»»

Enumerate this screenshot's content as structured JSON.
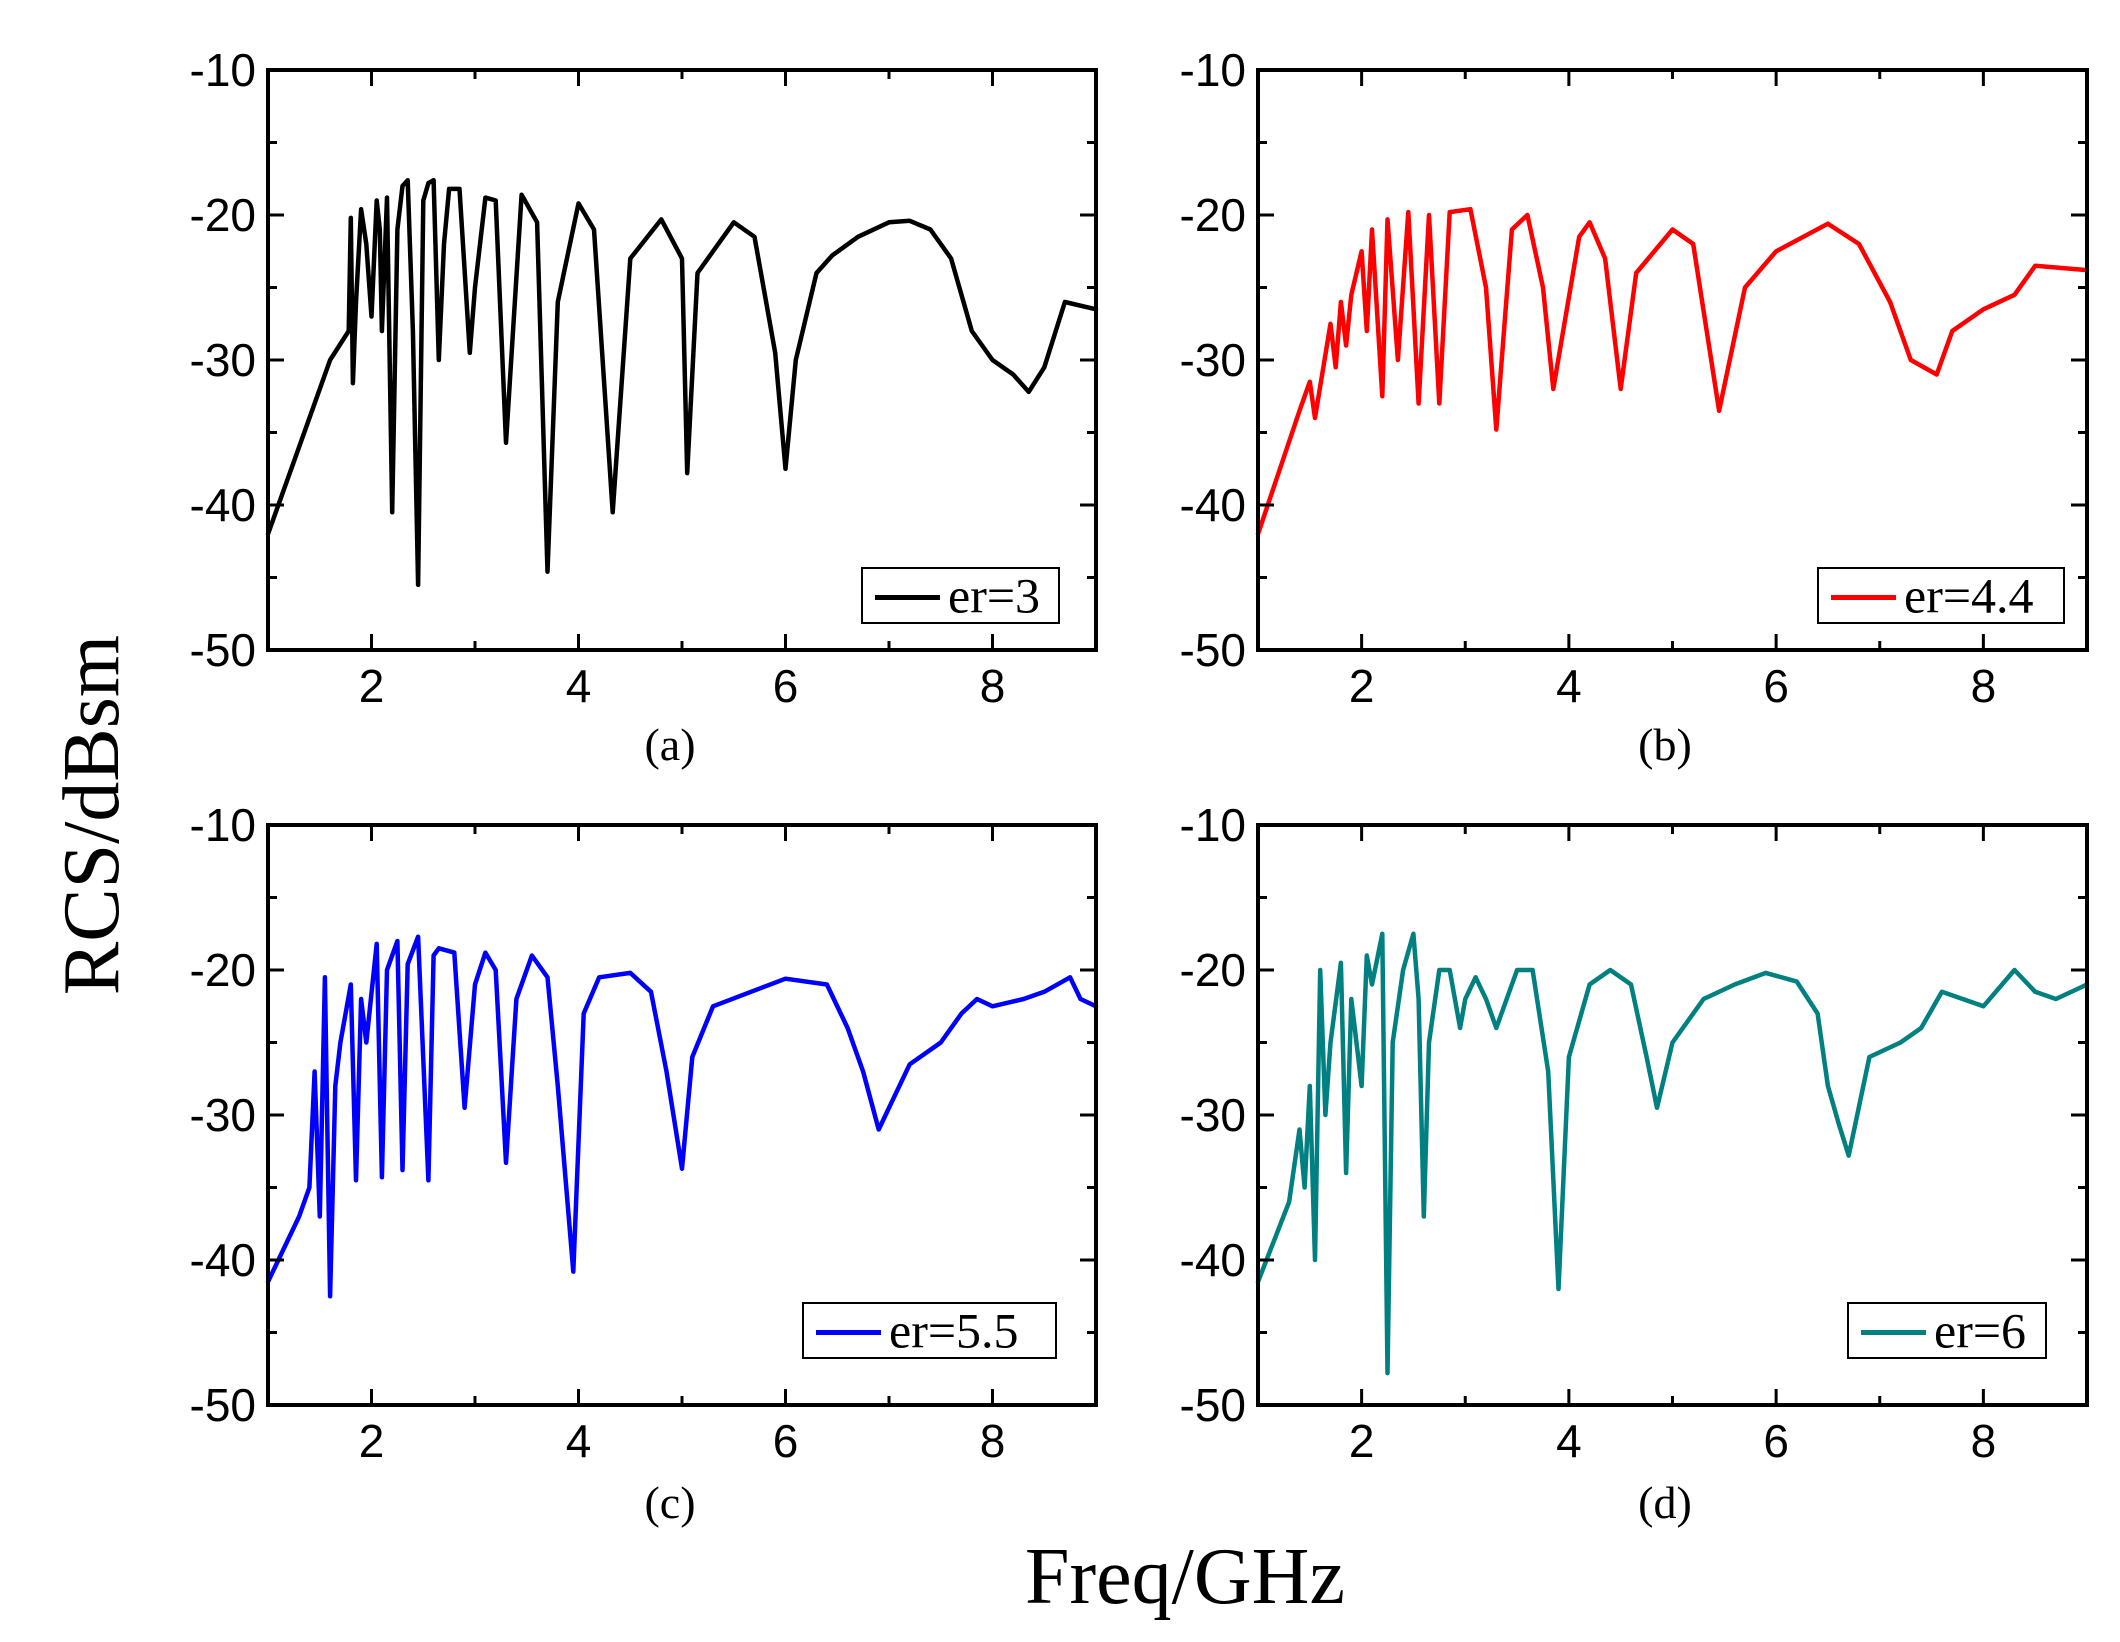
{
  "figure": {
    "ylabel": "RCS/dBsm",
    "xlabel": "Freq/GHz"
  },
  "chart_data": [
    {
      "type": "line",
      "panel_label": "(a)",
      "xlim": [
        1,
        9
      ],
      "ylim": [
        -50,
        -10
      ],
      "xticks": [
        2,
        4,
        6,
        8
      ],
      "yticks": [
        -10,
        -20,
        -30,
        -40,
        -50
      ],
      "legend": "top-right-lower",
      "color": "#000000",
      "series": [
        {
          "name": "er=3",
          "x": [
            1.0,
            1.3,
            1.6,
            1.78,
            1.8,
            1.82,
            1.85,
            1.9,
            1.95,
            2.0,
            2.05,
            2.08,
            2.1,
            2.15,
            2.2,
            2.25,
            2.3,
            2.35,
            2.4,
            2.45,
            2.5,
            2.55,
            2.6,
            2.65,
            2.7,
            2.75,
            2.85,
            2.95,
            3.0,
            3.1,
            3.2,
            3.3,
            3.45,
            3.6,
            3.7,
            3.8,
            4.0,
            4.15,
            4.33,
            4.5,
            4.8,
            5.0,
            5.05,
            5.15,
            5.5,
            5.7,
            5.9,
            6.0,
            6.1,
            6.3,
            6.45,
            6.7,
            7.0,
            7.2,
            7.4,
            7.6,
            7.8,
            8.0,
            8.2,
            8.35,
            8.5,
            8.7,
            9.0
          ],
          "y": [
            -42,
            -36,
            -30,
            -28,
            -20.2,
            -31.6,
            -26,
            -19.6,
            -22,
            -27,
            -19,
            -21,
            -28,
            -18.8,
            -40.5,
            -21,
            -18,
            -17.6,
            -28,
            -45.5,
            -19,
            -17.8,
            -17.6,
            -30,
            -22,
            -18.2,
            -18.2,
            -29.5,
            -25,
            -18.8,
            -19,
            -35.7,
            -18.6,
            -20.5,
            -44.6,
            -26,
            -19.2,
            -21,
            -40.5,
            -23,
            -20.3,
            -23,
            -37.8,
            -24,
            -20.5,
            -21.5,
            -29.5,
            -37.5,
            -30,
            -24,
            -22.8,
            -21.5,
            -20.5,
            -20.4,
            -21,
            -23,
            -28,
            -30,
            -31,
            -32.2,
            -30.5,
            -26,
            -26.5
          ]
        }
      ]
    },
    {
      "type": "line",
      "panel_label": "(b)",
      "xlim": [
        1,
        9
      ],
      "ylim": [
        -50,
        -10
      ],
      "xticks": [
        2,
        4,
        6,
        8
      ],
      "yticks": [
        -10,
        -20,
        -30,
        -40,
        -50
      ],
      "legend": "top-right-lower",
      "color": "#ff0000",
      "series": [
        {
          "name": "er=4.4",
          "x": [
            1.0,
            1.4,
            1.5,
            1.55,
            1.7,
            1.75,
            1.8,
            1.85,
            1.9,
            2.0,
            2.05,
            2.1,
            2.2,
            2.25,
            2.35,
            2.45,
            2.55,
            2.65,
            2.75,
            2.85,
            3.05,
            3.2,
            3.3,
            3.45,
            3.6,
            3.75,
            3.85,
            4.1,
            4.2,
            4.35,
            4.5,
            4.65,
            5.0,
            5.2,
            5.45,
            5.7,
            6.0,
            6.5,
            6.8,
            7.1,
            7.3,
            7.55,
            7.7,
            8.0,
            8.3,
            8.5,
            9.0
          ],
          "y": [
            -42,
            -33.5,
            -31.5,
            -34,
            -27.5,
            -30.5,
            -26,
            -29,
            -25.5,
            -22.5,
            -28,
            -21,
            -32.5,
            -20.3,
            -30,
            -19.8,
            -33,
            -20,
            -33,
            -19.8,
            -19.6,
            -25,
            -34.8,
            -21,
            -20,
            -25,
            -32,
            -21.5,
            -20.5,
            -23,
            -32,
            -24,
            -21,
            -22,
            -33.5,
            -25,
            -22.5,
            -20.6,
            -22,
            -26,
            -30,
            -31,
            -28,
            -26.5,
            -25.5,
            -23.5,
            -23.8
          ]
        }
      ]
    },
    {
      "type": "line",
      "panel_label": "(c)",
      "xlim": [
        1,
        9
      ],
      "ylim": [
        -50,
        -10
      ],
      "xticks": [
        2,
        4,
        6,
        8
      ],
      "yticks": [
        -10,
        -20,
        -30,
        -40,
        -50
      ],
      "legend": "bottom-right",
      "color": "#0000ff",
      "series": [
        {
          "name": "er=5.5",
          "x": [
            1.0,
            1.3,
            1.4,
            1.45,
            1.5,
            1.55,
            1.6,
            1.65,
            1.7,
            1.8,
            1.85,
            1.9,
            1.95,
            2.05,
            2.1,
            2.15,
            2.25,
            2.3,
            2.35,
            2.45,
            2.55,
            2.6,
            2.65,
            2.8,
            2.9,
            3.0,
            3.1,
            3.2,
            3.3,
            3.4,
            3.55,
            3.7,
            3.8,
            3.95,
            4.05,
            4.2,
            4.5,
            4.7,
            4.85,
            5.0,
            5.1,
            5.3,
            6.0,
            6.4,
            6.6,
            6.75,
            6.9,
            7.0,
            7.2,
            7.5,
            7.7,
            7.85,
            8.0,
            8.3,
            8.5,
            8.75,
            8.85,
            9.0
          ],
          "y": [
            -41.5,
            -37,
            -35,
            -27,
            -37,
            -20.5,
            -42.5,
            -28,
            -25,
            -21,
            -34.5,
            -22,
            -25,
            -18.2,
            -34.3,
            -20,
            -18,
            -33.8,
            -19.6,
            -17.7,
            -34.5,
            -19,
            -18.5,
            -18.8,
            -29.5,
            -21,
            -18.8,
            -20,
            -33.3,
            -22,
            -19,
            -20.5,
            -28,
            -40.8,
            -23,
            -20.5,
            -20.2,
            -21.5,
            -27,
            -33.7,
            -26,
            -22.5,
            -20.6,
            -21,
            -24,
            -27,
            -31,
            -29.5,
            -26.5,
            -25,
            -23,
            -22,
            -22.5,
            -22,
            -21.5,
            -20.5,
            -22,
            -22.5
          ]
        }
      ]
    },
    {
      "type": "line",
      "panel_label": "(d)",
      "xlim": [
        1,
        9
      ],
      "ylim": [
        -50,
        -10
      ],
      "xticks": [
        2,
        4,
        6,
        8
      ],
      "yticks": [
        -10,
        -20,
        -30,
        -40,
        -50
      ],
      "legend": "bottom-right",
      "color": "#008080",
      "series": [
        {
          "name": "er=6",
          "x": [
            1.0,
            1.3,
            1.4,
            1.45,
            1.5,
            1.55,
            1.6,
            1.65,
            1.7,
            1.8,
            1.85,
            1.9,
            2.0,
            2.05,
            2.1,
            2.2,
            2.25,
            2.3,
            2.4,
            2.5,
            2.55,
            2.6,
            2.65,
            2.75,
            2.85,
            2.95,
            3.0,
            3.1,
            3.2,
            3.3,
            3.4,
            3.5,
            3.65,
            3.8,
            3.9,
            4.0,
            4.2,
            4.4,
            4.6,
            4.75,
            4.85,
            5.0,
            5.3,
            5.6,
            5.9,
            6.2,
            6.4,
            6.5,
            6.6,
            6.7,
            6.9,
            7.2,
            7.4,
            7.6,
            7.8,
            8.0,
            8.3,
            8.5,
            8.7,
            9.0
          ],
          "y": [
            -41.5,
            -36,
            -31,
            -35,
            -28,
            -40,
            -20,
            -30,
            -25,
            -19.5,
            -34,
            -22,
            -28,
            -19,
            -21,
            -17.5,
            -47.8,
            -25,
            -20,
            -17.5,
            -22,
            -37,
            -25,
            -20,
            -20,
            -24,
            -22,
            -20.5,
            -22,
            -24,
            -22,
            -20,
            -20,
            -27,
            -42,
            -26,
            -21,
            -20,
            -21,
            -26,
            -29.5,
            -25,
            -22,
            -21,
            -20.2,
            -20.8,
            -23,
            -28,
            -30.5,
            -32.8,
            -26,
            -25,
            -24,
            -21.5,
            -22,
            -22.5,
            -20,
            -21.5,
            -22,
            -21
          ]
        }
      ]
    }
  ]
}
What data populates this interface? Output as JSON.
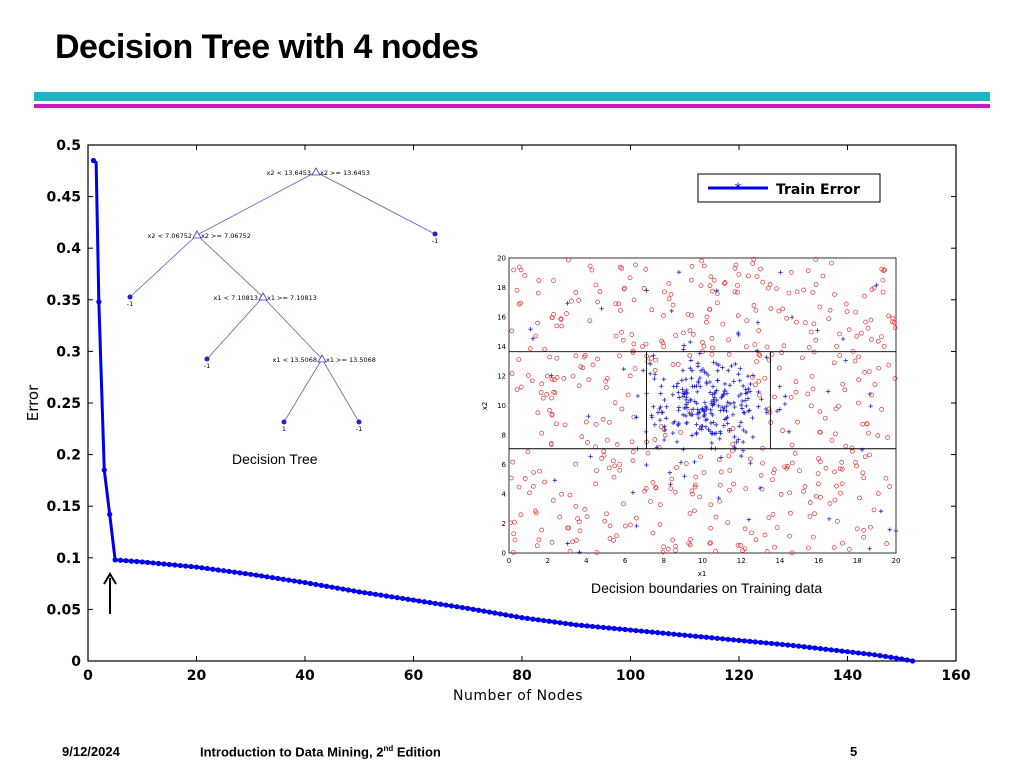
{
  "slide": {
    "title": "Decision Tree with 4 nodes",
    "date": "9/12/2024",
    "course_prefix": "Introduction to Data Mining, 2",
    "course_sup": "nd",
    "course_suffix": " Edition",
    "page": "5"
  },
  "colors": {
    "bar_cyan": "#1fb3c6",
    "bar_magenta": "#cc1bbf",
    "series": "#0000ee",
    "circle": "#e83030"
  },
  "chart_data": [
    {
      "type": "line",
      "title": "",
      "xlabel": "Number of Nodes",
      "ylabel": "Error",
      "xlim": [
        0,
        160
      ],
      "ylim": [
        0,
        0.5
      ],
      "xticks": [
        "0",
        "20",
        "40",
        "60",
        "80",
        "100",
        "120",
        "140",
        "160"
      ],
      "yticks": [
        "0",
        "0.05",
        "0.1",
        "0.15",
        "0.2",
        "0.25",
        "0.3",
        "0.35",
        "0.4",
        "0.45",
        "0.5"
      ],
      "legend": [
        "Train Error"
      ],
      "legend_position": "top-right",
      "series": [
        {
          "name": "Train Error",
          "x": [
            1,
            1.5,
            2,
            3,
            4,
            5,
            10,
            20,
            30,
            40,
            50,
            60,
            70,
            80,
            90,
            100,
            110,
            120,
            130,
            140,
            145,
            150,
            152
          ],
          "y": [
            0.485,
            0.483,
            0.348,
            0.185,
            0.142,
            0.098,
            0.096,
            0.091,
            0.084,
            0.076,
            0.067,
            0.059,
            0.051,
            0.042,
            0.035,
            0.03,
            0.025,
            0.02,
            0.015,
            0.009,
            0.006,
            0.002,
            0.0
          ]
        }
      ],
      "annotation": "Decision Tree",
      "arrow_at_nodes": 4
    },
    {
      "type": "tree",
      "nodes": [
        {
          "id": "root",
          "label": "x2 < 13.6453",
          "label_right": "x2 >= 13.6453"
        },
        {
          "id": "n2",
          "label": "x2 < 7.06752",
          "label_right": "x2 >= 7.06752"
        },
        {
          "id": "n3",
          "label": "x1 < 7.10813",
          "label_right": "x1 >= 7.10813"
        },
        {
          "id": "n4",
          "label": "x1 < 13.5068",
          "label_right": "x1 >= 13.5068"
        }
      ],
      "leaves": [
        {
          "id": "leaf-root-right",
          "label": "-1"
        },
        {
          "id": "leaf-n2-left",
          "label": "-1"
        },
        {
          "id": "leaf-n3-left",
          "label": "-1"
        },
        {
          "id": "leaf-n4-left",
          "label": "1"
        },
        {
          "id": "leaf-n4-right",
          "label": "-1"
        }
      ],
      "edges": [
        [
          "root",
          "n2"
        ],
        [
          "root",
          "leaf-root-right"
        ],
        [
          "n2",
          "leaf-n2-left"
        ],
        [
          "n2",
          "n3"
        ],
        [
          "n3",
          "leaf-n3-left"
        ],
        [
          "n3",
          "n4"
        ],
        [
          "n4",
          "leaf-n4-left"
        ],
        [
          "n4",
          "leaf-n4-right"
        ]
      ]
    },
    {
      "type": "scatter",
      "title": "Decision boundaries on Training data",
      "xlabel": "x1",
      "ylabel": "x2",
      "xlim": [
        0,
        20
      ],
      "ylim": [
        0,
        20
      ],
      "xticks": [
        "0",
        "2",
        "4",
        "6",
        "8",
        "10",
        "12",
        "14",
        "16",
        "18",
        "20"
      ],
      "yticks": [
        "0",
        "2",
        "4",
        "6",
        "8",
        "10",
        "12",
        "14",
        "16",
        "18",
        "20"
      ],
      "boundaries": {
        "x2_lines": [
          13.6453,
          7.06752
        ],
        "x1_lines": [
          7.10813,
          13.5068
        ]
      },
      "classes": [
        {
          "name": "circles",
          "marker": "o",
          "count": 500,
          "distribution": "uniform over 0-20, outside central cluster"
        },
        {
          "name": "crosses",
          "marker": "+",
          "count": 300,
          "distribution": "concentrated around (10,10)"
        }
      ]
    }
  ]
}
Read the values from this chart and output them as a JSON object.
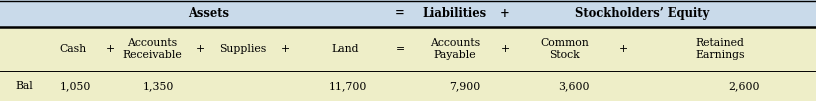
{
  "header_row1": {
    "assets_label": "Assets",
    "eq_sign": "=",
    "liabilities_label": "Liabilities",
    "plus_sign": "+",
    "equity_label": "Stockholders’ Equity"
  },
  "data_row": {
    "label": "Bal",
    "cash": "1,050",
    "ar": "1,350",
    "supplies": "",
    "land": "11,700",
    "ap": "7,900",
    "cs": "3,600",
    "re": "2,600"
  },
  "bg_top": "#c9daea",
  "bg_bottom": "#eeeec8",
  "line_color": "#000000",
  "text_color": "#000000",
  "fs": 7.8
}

««

What needs to be done
Beginning with the line with "Read the values", repeat the entries above exactly, up to and including the last line, leaving out pictures.

Written response
Read the values from this chart and output them as a JSON object.
{
  "header_row1": {
    "assets_label": "Assets",
    "eq_sign": "=",
    "liabilities_label": "Liabilities",
    "plus_sign": "+",
    "equity_label": "Stockholders’ Equity"
  },
  "data_row": {
    "label": "Bal",
    "cash": "1,050",
    "ar": "1,350",
    "supplies": "",
    "land": "11,700",
    "ap": "7,900",
    "cs": "3,600",
    "re": "2,600"
  },
  "bg_top": "#c9daea",
  "bg_bottom": "#eeeec8",
  "line_color": "#000000",
  "text_color": "#000000",
  "fs": 7.8
}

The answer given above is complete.